▶ _Data for the task_
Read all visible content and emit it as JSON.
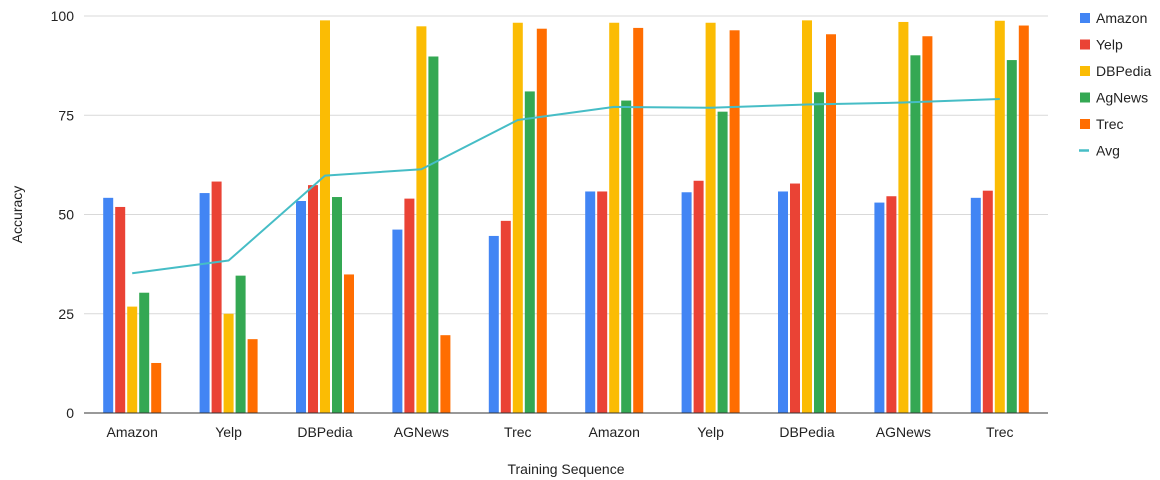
{
  "chart_data": {
    "type": "bar",
    "xlabel": "Training Sequence",
    "ylabel": "Accuracy",
    "ylim": [
      0,
      100
    ],
    "yticks": [
      0,
      25,
      50,
      75,
      100
    ],
    "grid": true,
    "legend_position": "right",
    "categories": [
      "Amazon",
      "Yelp",
      "DBPedia",
      "AGNews",
      "Trec",
      "Amazon",
      "Yelp",
      "DBPedia",
      "AGNews",
      "Trec"
    ],
    "series": [
      {
        "name": "Amazon",
        "color": "#4285F4",
        "values": [
          54.2,
          55.4,
          53.4,
          46.2,
          44.6,
          55.8,
          55.6,
          55.8,
          53.0,
          54.2
        ]
      },
      {
        "name": "Yelp",
        "color": "#EA4335",
        "values": [
          51.9,
          58.3,
          57.4,
          54.0,
          48.4,
          55.8,
          58.5,
          57.8,
          54.6,
          56.0
        ]
      },
      {
        "name": "DBPedia",
        "color": "#FBBC04",
        "values": [
          26.8,
          25.0,
          98.9,
          97.4,
          98.3,
          98.3,
          98.3,
          98.9,
          98.5,
          98.8
        ]
      },
      {
        "name": "AgNews",
        "color": "#34A853",
        "values": [
          30.3,
          34.6,
          54.4,
          89.8,
          81.0,
          78.7,
          75.9,
          80.8,
          90.1,
          88.9
        ]
      },
      {
        "name": "Trec",
        "color": "#FF6D01",
        "values": [
          12.6,
          18.6,
          34.9,
          19.6,
          96.8,
          97.0,
          96.4,
          95.4,
          94.9,
          97.6
        ]
      }
    ],
    "line_series": {
      "name": "Avg",
      "type": "line",
      "color": "#46BDC6",
      "values": [
        35.2,
        38.4,
        59.8,
        61.4,
        73.8,
        77.1,
        76.9,
        77.7,
        78.2,
        79.1
      ]
    }
  }
}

▶ _To do_
Omit every image. Quote each record exactly.

▶ _Exercise answer_
Read all visible content and emit it as JSON.
{
  "chart_data": {
    "type": "bar",
    "xlabel": "Training Sequence",
    "ylabel": "Accuracy",
    "ylim": [
      0,
      100
    ],
    "yticks": [
      0,
      25,
      50,
      75,
      100
    ],
    "grid": true,
    "legend_position": "right",
    "categories": [
      "Amazon",
      "Yelp",
      "DBPedia",
      "AGNews",
      "Trec",
      "Amazon",
      "Yelp",
      "DBPedia",
      "AGNews",
      "Trec"
    ],
    "series": [
      {
        "name": "Amazon",
        "color": "#4285F4",
        "values": [
          54.2,
          55.4,
          53.4,
          46.2,
          44.6,
          55.8,
          55.6,
          55.8,
          53.0,
          54.2
        ]
      },
      {
        "name": "Yelp",
        "color": "#EA4335",
        "values": [
          51.9,
          58.3,
          57.4,
          54.0,
          48.4,
          55.8,
          58.5,
          57.8,
          54.6,
          56.0
        ]
      },
      {
        "name": "DBPedia",
        "color": "#FBBC04",
        "values": [
          26.8,
          25.0,
          98.9,
          97.4,
          98.3,
          98.3,
          98.3,
          98.9,
          98.5,
          98.8
        ]
      },
      {
        "name": "AgNews",
        "color": "#34A853",
        "values": [
          30.3,
          34.6,
          54.4,
          89.8,
          81.0,
          78.7,
          75.9,
          80.8,
          90.1,
          88.9
        ]
      },
      {
        "name": "Trec",
        "color": "#FF6D01",
        "values": [
          12.6,
          18.6,
          34.9,
          19.6,
          96.8,
          97.0,
          96.4,
          95.4,
          94.9,
          97.6
        ]
      }
    ],
    "line_series": {
      "name": "Avg",
      "type": "line",
      "color": "#46BDC6",
      "values": [
        35.2,
        38.4,
        59.8,
        61.4,
        73.8,
        77.1,
        76.9,
        77.7,
        78.2,
        79.1
      ]
    }
  }
}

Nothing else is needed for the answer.